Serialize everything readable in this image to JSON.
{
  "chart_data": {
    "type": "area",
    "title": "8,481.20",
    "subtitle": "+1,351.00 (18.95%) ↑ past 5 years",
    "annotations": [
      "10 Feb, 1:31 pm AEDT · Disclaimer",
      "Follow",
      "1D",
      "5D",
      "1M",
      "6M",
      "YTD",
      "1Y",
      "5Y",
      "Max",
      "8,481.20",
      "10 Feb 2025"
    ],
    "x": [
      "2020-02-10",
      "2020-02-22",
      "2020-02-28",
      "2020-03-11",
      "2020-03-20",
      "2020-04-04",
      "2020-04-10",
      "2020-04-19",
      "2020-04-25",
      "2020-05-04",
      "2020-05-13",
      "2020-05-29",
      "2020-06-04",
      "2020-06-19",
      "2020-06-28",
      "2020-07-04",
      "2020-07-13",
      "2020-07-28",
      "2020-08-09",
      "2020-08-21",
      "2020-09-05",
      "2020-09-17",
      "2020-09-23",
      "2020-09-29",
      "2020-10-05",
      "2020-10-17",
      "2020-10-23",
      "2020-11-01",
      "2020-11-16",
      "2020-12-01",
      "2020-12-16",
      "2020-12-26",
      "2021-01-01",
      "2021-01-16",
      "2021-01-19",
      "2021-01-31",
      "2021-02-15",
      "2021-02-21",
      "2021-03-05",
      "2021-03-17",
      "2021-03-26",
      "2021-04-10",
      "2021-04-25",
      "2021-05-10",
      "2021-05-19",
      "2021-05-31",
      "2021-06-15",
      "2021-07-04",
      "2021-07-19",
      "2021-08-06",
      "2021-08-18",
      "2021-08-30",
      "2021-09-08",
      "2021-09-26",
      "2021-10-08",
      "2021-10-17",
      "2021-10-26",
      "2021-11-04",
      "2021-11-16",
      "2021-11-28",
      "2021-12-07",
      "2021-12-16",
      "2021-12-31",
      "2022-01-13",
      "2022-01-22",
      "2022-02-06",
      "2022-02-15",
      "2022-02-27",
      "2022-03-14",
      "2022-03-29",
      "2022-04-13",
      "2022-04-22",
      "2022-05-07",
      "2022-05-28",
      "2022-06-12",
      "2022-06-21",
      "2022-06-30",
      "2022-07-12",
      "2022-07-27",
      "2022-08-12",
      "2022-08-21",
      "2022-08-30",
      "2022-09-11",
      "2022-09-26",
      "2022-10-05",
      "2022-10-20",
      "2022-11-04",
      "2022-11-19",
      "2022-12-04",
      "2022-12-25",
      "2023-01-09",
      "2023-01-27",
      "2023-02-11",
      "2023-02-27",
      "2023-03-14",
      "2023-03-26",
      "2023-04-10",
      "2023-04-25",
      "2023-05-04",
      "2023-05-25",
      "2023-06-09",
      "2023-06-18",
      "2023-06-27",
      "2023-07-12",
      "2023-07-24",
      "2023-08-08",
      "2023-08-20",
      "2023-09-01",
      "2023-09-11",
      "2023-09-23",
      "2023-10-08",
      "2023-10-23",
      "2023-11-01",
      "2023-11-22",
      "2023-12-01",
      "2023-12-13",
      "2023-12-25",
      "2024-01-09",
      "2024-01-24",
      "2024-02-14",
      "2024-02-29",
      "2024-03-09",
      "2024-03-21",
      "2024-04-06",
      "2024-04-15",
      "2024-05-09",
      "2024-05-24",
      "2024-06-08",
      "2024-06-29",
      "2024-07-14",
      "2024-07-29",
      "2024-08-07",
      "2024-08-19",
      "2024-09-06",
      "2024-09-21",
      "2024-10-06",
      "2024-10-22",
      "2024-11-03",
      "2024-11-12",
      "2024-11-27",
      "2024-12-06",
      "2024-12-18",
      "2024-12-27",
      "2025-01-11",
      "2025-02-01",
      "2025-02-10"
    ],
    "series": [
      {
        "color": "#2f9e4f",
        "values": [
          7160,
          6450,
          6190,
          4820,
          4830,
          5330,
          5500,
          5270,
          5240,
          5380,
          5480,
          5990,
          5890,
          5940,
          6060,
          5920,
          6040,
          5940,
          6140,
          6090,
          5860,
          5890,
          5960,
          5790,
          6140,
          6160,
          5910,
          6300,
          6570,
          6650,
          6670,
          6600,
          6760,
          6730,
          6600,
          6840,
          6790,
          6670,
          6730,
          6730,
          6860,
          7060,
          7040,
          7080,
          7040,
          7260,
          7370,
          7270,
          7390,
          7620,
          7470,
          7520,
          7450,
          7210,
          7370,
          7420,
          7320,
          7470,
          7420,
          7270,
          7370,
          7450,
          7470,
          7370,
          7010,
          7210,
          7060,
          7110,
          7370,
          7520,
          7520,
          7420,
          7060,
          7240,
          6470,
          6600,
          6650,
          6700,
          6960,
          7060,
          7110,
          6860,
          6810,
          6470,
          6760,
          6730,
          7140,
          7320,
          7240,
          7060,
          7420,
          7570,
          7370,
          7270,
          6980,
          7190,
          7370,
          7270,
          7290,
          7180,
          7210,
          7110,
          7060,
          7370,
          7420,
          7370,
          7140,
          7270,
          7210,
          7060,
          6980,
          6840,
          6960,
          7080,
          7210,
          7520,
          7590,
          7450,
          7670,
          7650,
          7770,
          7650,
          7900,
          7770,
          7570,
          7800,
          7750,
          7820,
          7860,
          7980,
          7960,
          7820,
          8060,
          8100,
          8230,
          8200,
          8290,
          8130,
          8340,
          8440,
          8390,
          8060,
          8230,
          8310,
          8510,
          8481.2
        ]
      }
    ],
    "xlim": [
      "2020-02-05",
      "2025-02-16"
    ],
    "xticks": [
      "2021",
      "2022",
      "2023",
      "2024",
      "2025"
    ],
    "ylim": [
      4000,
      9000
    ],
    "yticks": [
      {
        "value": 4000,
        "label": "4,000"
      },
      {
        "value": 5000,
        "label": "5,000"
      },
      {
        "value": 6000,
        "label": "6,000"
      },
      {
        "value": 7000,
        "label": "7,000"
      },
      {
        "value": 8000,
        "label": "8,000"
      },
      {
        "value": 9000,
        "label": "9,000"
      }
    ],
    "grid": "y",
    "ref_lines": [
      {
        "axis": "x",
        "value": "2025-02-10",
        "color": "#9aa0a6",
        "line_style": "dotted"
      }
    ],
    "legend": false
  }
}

########

● Your objective
Read the data above and count the lines that include "label". Answer only with the count.

● Written solution
6